Exercise details
Lift out each line of the data that holds "Moltkestraße".

--- START ---

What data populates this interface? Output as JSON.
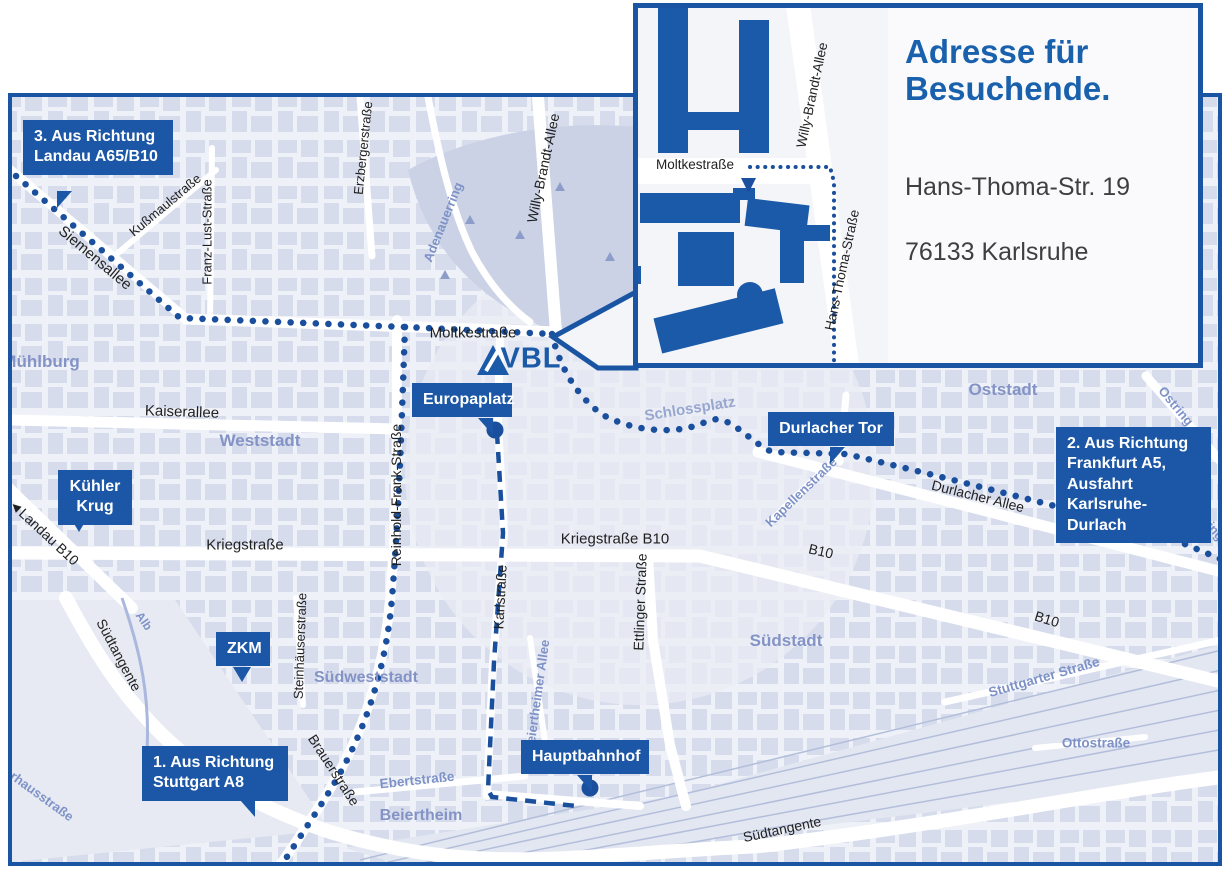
{
  "colors": {
    "brand_blue": "#1b57a6",
    "frame_blue": "#1a55a3",
    "route_blue": "#1a4f9e",
    "map_background": "#eef1f7",
    "block_fill": "#d6dcec",
    "area_label": "#8493c6",
    "street_label_black": "#1f1f1f",
    "street_label_blue": "#7e92c8",
    "title_blue": "#1961ad",
    "address_gray": "#3f3f3f"
  },
  "logo": {
    "text": "VBL"
  },
  "inset": {
    "title": "Adresse für\nBesuchende.",
    "address_line1": "Hans-Thoma-Str. 19",
    "address_line2": "76133 Karlsruhe",
    "street_moltkestrasse": "Moltkestraße",
    "street_willy_brandt_allee": "Willy-Brandt-Allee",
    "street_hans_thoma_strasse": "Hans-Thoma-Straße"
  },
  "callouts": {
    "route3": "3. Aus Richtung\nLandau A65/B10",
    "route2": "2. Aus Richtung\nFrankfurt A5,\nAusfahrt\nKarlsruhe-Durlach",
    "route1": "1. Aus Richtung\nStuttgart A8",
    "kuehler_krug": "Kühler\nKrug",
    "zkm": "ZKM",
    "europaplatz": "Europaplatz",
    "durlacher_tor": "Durlacher Tor",
    "hauptbahnhof": "Hauptbahnhof"
  },
  "streets": {
    "siemensallee": "Siemensallee",
    "kussmaulstrasse": "Kußmaulstraße",
    "franz_lust_strasse": "Franz-Lust-Straße",
    "erzbergerstrasse": "Erzbergerstraße",
    "willy_brandt_allee": "Willy-Brandt-Allee",
    "moltkestrasse": "Moltkestraße",
    "adenauerring": "Adenauerring",
    "kaiserallee": "Kaiserallee",
    "reinhold_frank_strasse": "Reinhold-Frank-Straße",
    "landau_b10": "◄Landau B10",
    "kriegstrasse": "Kriegstraße",
    "kriegstrasse_b10": "Kriegstraße B10",
    "karlstrasse": "Karlstraße",
    "ettlinger_strasse": "Ettlinger Straße",
    "durlacher_allee": "Durlacher Allee",
    "b10_east": "B10",
    "b10_south": "B10",
    "kapellenstrasse": "Kapellenstraße",
    "ostring_north": "Ostring",
    "ostring_south": "Ostring",
    "stuttgarter_strasse": "Stuttgarter Straße",
    "beiertheimer_allee": "Beiertheimer Allee",
    "ebertstrasse": "Ebertstraße",
    "steinhaeuserstrasse": "Steinhäuserstraße",
    "brauerstrasse": "Brauerstraße",
    "suedtangente_west": "Südtangente",
    "suedtangente_south": "Südtangente",
    "alb": "Alb",
    "pulverhausstrasse": "Pulverhausstraße",
    "ottostrasse": "Ottostraße"
  },
  "areas": {
    "muehlburg": "Mühlburg",
    "weststadt": "Weststadt",
    "oststadt": "Oststadt",
    "suedstadt": "Südstadt",
    "suedweststadt": "Südweststadt",
    "beiertheim": "Beiertheim",
    "schlossplatz": "Schlossplatz"
  }
}
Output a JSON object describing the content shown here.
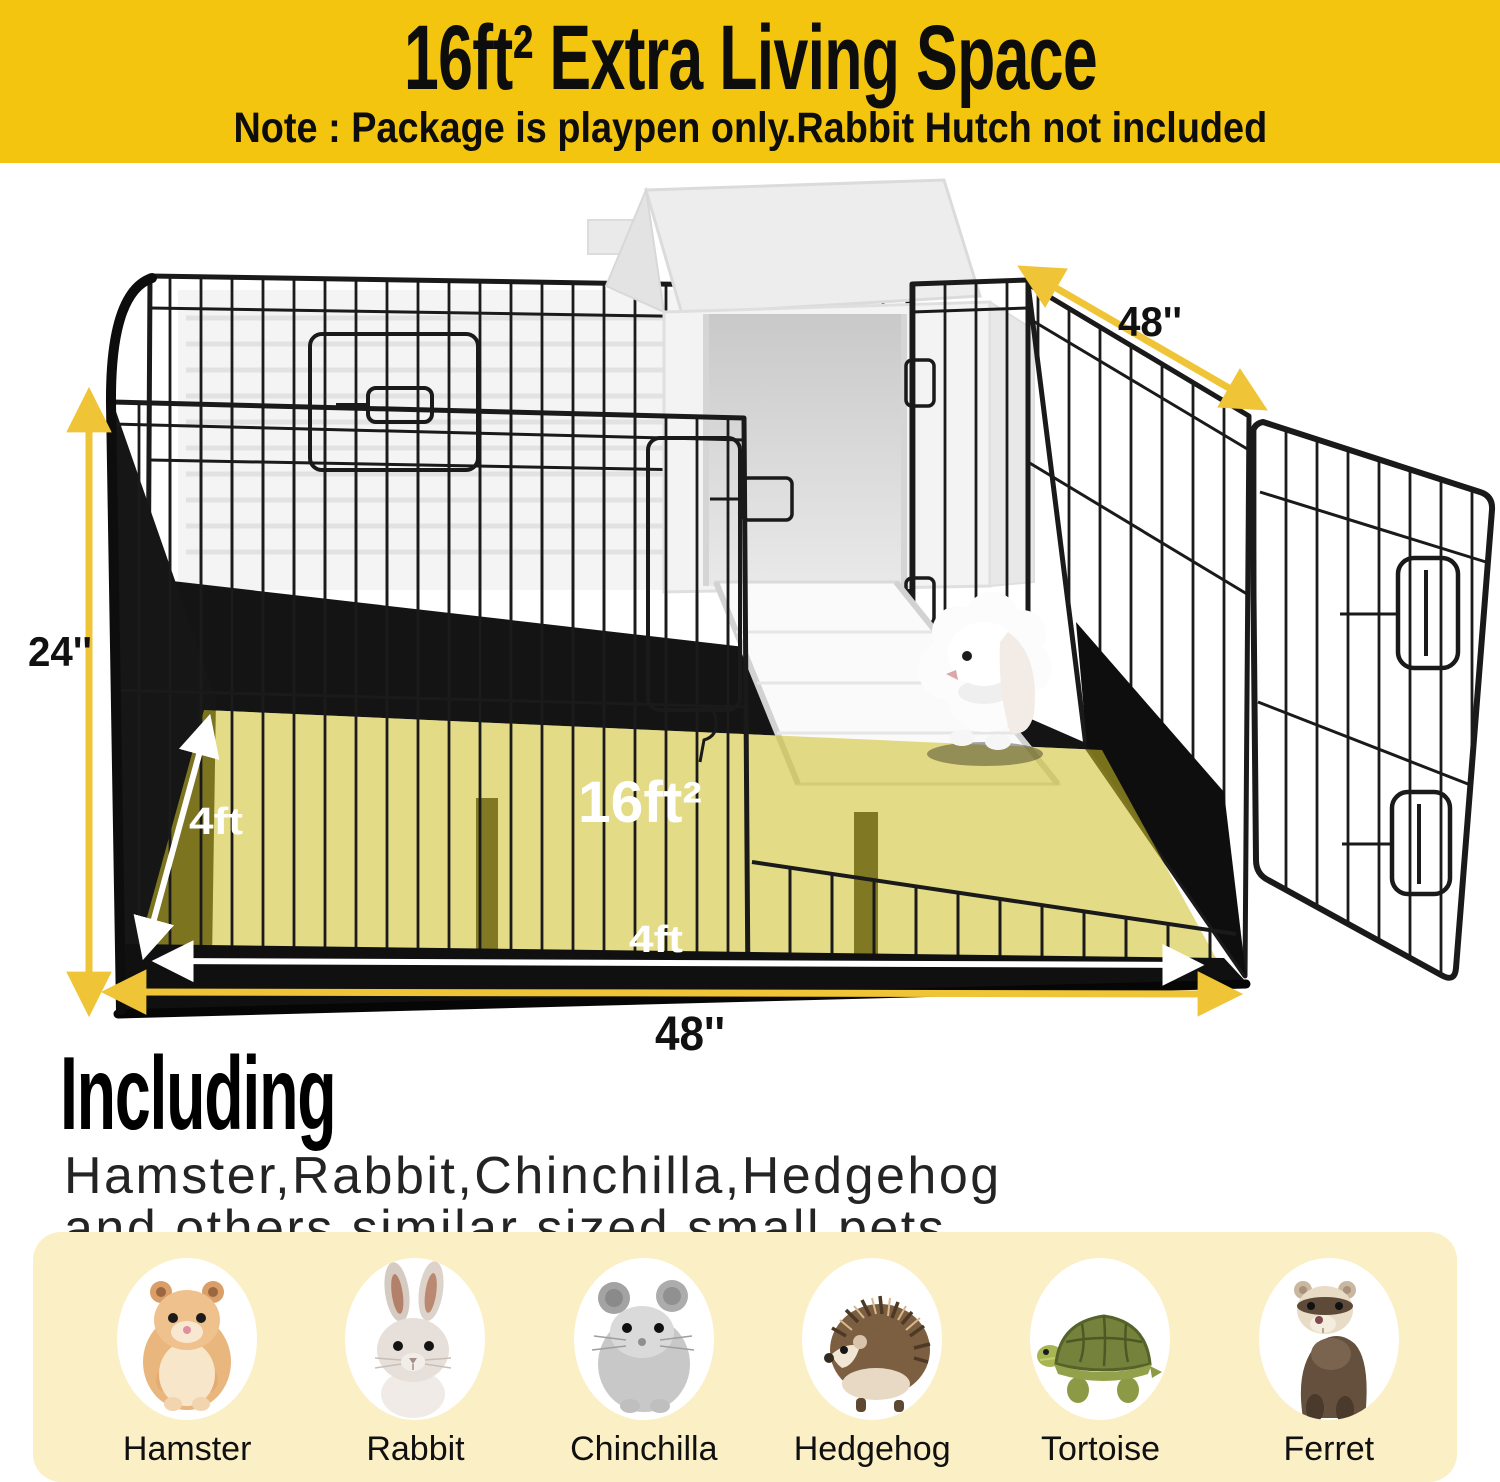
{
  "banner": {
    "title": "16ft² Extra Living Space",
    "note": "Note : Package is playpen only.Rabbit Hutch not included"
  },
  "diagram": {
    "area_label": "16ft²",
    "top_width_label": "48''",
    "height_label": "24''",
    "depth_label": "4ft",
    "front_width_label": "4ft",
    "bottom_width_label": "48''",
    "icons": {
      "yellow_dimension_arrow": "double-headed-arrow",
      "white_dimension_arrow": "double-headed-arrow"
    }
  },
  "including": {
    "heading": "Including",
    "line1": "Hamster,Rabbit,Chinchilla,Hedgehog",
    "line2": "and others similar sized small pets"
  },
  "animals": {
    "items": [
      {
        "label": "Hamster",
        "icon": "hamster-icon"
      },
      {
        "label": "Rabbit",
        "icon": "rabbit-icon"
      },
      {
        "label": "Chinchilla",
        "icon": "chinchilla-icon"
      },
      {
        "label": "Hedgehog",
        "icon": "hedgehog-icon"
      },
      {
        "label": "Tortoise",
        "icon": "tortoise-icon"
      },
      {
        "label": "Ferret",
        "icon": "ferret-icon"
      }
    ]
  },
  "colors": {
    "banner_yellow": "#F3C50E",
    "arrow_yellow": "#EFC437",
    "floor_highlight_olive": "#CEBE28",
    "panel_cream": "#FBEFC6",
    "wire_black": "#1B1B1B"
  }
}
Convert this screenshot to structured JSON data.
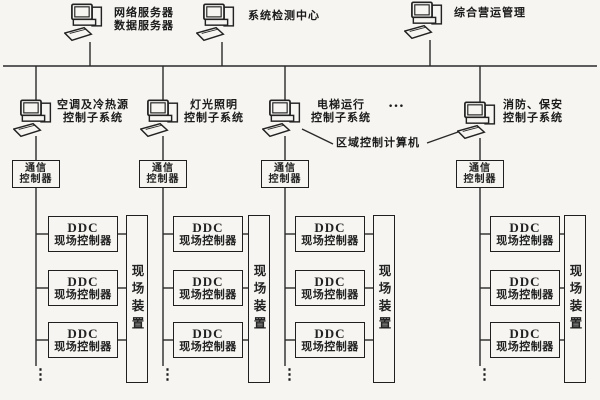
{
  "colors": {
    "ink": "#222222",
    "paper": "#f6f5f1"
  },
  "top_row": [
    {
      "line1": "网络服务器",
      "line2": "数据服务器"
    },
    {
      "line1": "系统检测中心",
      "line2": ""
    },
    {
      "line1": "综合营运管理",
      "line2": ""
    }
  ],
  "subsystems": [
    {
      "line1": "空调及冷热源",
      "line2": "控制子系统"
    },
    {
      "line1": "灯光照明",
      "line2": "控制子系统"
    },
    {
      "line1": "电梯运行",
      "line2": "控制子系统"
    },
    {
      "line1": "消防、保安",
      "line2": "控制子系统"
    }
  ],
  "ellipsis": "…",
  "area_control_computer": "区域控制计算机",
  "comm_controller": {
    "line1": "通信",
    "line2": "控制器"
  },
  "ddc": {
    "line1": "DDC",
    "line2": "现场控制器"
  },
  "field_device": "现场装置",
  "continuation": "⋮"
}
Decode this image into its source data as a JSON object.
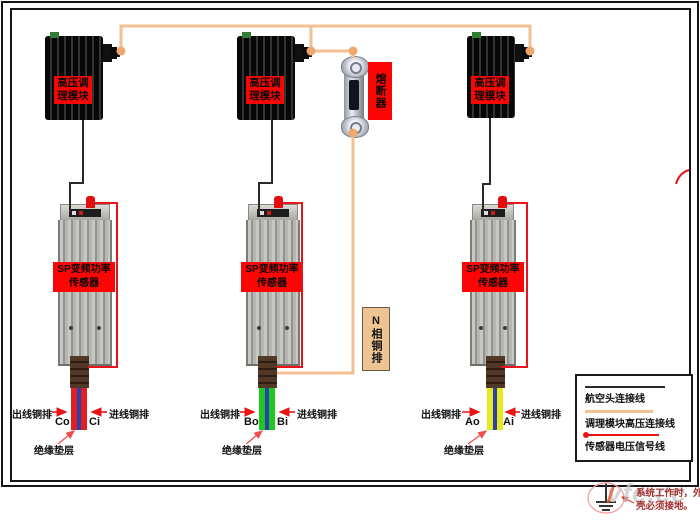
{
  "modules": [
    {
      "label": "高压调理模块"
    },
    {
      "label": "高压调理模块"
    },
    {
      "label": "高压调理模块"
    }
  ],
  "sensors": [
    {
      "label_line1": "SP变频功率",
      "label_line2": "传感器"
    },
    {
      "label_line1": "SP变频功率",
      "label_line2": "传感器"
    },
    {
      "label_line1": "SP变频功率",
      "label_line2": "传感器"
    }
  ],
  "fuse": {
    "label": "熔断器"
  },
  "n_bus_label": "N相铜排",
  "columns": [
    {
      "out_label": "出线铜排",
      "in_label": "进线铜排",
      "out_terminal": "Co",
      "in_terminal": "Ci",
      "insulation_label": "绝缘垫层",
      "bar_color": "#e02020"
    },
    {
      "out_label": "出线铜排",
      "in_label": "进线铜排",
      "out_terminal": "Bo",
      "in_terminal": "Bi",
      "insulation_label": "绝缘垫层",
      "bar_color": "#1ec81e"
    },
    {
      "out_label": "出线铜排",
      "in_label": "进线铜排",
      "out_terminal": "Ao",
      "in_terminal": "Ai",
      "insulation_label": "绝缘垫层",
      "bar_color": "#e8e820"
    }
  ],
  "legend": {
    "items": [
      {
        "line_style": "black-line",
        "label": "航空头连接线"
      },
      {
        "line_style": "orange-line",
        "label": "调理模块高压连接线"
      },
      {
        "line_style": "red-line-with-dot",
        "label": "传感器电压信号线"
      }
    ]
  },
  "footnote": {
    "line1": "系统工作时，外",
    "line2": "壳必须接地。"
  },
  "watermark": "vfe.cc",
  "colors": {
    "aviation_cable": "#2a2a2a",
    "hv_connection": "#f2c091",
    "signal_line": "#e8131b",
    "label_background": "#fe0505",
    "insulation_stripe": "#2b3fae",
    "n_label_background": "#efc493"
  }
}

--- END ---

Solved exercise
    "street_moltkestrasse": "Moltkestraße",
    "moltkestrasse": "Moltkestraße",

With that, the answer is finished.